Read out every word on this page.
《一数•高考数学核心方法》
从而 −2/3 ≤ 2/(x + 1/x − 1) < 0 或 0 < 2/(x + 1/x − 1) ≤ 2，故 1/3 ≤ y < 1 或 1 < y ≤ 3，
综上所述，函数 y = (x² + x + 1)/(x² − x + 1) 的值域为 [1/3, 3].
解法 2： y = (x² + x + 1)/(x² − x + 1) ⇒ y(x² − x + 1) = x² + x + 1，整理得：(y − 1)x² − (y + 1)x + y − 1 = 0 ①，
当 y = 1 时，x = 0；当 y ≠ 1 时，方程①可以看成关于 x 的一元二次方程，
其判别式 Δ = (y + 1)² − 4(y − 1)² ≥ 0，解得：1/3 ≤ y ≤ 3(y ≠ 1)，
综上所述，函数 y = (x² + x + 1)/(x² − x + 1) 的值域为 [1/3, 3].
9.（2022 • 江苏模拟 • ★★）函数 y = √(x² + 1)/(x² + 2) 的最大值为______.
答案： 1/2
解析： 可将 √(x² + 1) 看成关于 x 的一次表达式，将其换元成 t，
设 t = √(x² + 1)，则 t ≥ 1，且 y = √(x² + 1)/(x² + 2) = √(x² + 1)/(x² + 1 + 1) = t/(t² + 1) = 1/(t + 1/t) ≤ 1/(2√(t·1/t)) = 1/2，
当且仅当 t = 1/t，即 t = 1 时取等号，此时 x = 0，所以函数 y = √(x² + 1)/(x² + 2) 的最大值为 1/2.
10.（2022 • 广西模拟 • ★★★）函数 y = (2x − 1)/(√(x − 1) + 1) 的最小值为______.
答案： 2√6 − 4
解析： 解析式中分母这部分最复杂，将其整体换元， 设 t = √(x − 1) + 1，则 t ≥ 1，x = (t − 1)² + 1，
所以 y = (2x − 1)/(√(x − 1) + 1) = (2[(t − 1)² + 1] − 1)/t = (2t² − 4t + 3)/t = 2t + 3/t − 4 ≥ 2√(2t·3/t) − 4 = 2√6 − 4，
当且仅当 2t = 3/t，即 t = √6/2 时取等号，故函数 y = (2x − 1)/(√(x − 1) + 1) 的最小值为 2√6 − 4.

--

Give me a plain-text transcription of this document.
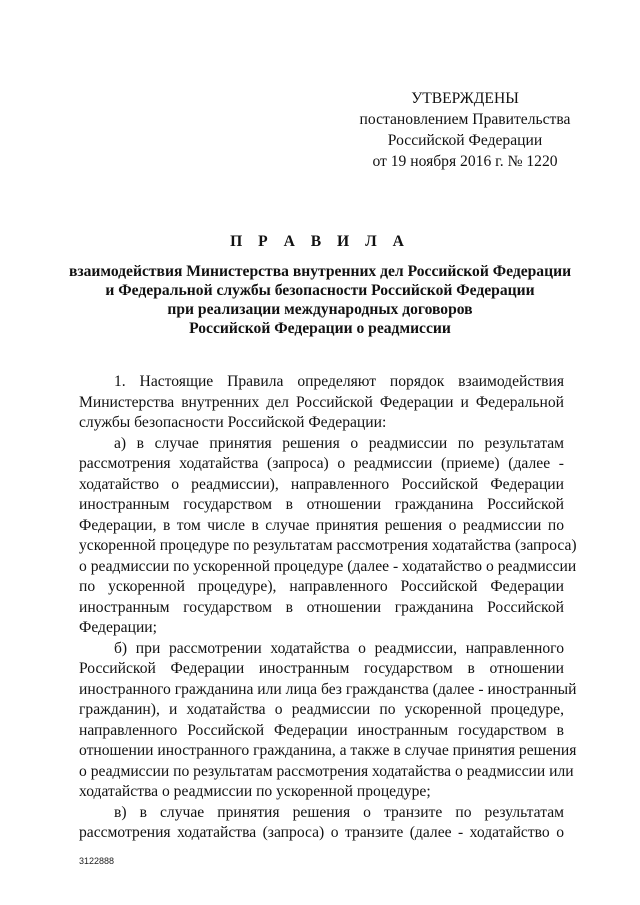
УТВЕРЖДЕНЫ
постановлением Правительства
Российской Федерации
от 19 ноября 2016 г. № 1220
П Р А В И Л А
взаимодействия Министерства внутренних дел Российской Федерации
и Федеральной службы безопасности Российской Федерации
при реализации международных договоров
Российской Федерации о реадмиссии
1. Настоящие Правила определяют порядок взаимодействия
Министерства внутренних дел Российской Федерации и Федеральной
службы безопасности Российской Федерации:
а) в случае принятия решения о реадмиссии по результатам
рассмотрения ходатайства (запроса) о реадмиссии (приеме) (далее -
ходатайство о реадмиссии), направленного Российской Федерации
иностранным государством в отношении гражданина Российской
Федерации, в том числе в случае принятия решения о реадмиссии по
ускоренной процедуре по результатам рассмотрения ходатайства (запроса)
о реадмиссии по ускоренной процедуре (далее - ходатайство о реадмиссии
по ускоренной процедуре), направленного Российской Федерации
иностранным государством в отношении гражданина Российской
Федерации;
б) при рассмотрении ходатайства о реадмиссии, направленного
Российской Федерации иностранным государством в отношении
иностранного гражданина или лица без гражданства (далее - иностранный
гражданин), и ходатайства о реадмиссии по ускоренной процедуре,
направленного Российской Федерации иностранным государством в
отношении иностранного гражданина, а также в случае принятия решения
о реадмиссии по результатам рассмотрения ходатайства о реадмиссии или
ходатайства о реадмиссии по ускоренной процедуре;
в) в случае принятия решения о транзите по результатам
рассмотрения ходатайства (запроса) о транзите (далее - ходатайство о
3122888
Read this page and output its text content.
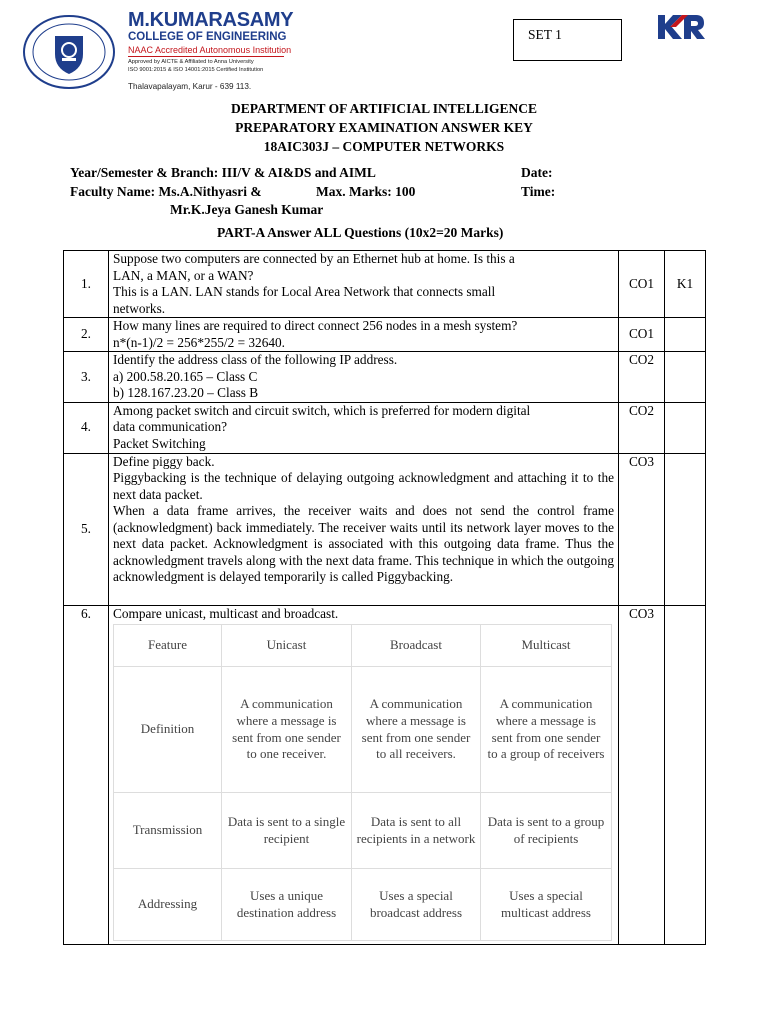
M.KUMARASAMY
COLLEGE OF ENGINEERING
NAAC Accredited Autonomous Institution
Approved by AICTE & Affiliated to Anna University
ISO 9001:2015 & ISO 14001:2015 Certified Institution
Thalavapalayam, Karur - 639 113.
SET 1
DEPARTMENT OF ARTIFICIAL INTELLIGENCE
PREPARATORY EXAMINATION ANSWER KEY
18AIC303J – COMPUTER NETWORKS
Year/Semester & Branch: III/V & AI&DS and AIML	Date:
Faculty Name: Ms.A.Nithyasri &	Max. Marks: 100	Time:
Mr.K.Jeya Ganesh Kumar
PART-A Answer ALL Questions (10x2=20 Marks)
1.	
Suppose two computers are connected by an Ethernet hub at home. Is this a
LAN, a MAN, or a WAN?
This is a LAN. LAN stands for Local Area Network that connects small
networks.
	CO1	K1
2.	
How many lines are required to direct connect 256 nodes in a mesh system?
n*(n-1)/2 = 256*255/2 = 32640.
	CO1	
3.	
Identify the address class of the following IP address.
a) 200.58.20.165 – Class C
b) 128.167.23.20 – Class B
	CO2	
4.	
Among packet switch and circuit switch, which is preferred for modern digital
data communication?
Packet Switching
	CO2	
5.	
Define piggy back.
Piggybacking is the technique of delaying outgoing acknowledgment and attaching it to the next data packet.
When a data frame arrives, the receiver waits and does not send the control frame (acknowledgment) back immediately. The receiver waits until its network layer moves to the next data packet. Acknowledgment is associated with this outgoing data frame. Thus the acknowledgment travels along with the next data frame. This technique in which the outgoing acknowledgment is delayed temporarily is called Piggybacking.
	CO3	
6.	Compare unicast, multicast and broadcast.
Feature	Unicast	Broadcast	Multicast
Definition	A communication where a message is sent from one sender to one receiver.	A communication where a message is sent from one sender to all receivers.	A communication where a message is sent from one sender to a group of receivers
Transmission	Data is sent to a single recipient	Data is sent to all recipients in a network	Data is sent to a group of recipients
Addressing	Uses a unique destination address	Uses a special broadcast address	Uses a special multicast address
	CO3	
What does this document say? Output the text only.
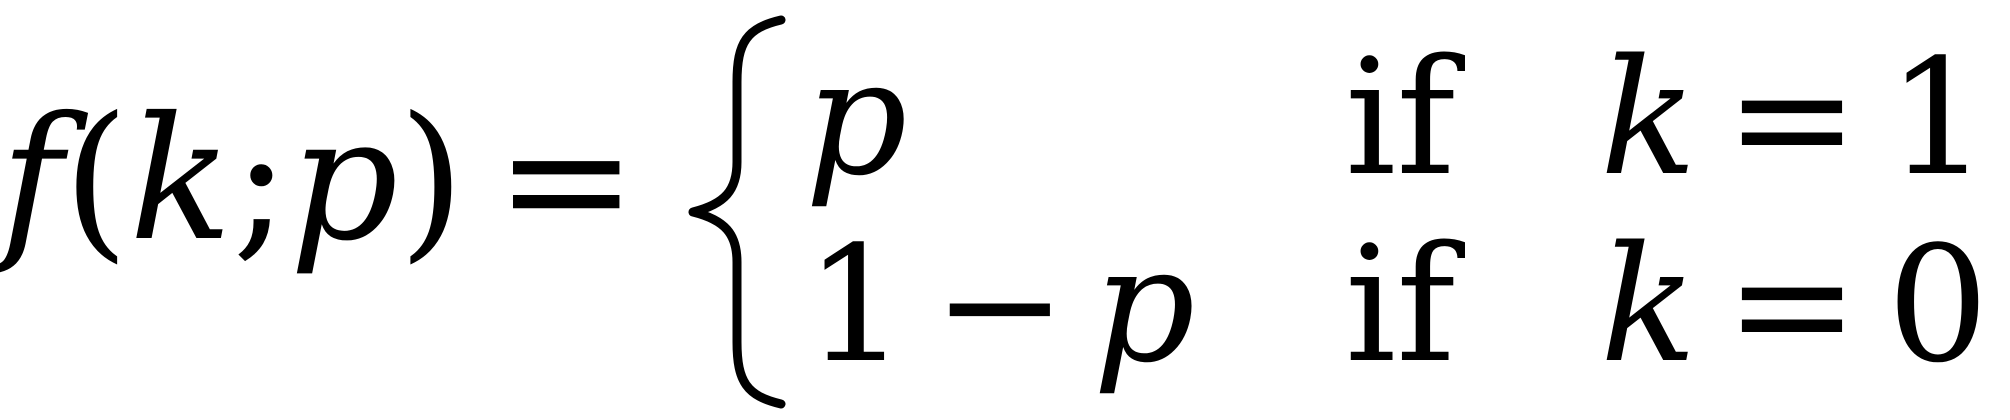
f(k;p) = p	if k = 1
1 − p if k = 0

# [EXERCISE]
Check every line for "государством" and show the ones that have it.

# [FULL SOLUTION]
иностранным государством в отношении гражданина Российской
иностранным государством в отношении гражданина Российской
Российской Федерации иностранным государством в отношении
направленного Российской Федерации иностранным государством в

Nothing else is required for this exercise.